§ **Exercise**
Identify the lines in the data below that contain "date" and give only how many there are.

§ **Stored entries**
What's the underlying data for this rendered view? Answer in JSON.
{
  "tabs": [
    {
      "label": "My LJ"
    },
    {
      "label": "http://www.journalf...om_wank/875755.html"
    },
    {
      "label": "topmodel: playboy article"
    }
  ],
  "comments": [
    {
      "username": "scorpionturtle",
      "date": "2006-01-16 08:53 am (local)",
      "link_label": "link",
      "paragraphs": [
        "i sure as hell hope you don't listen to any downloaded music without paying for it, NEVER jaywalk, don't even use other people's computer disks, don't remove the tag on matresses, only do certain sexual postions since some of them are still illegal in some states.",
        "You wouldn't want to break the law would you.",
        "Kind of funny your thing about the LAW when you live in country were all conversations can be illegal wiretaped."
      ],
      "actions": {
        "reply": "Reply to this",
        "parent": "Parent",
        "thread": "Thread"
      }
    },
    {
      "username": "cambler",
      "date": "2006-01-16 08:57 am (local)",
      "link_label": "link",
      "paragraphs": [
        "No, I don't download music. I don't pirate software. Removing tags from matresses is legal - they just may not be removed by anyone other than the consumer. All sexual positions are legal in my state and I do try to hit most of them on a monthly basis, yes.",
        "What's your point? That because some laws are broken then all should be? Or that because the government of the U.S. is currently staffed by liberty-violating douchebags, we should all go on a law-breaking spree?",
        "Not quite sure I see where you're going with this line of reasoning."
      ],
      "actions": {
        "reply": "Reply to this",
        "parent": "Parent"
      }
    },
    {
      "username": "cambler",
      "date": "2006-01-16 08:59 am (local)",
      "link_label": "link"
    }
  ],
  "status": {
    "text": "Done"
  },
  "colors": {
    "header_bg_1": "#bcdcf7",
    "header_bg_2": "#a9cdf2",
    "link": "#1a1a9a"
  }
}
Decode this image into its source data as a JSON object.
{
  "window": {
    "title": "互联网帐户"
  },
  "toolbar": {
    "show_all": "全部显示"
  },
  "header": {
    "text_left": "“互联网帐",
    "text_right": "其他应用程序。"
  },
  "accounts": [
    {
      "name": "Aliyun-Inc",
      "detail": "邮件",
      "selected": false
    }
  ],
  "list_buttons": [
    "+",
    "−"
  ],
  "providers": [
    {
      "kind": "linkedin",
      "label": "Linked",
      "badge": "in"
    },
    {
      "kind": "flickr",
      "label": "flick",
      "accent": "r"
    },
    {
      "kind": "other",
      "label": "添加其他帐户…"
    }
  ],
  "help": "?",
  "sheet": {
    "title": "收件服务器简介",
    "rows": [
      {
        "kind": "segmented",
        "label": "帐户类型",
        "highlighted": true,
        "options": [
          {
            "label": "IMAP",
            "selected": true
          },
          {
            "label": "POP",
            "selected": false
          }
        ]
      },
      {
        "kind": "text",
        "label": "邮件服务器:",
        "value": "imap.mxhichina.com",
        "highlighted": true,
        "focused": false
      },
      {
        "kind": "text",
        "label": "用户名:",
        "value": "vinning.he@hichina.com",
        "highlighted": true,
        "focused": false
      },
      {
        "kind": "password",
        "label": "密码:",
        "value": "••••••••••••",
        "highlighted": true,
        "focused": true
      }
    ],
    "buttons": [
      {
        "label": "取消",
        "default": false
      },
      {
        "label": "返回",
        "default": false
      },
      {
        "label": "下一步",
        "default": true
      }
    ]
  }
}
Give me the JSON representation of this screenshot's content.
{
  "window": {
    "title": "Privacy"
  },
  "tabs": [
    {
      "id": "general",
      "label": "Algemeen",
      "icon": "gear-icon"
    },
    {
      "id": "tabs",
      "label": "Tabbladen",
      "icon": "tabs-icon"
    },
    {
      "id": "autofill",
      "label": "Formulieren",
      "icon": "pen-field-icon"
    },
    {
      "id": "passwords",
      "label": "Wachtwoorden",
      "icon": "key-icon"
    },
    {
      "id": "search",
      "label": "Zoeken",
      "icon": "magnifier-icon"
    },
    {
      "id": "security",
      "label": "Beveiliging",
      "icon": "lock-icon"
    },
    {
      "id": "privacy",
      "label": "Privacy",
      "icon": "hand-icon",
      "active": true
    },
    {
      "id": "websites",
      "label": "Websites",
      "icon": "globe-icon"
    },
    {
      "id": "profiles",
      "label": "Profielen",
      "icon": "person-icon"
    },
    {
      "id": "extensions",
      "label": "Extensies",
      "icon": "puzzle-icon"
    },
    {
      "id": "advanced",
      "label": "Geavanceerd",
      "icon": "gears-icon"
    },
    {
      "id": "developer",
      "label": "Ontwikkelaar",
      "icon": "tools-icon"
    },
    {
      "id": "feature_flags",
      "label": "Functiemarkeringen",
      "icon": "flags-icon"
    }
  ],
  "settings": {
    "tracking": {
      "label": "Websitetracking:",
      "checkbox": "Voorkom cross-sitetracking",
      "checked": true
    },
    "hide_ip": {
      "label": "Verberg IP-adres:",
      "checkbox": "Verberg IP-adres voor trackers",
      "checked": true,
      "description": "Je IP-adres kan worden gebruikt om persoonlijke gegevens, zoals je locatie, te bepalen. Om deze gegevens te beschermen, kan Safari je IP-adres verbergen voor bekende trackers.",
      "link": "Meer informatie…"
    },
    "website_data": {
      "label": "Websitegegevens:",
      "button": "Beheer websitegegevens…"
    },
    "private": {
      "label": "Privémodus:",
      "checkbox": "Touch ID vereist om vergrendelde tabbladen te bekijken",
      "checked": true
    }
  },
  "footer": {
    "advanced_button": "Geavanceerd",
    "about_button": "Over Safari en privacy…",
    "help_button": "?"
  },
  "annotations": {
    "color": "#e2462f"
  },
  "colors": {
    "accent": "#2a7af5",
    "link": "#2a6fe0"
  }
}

§ **Full answer**
3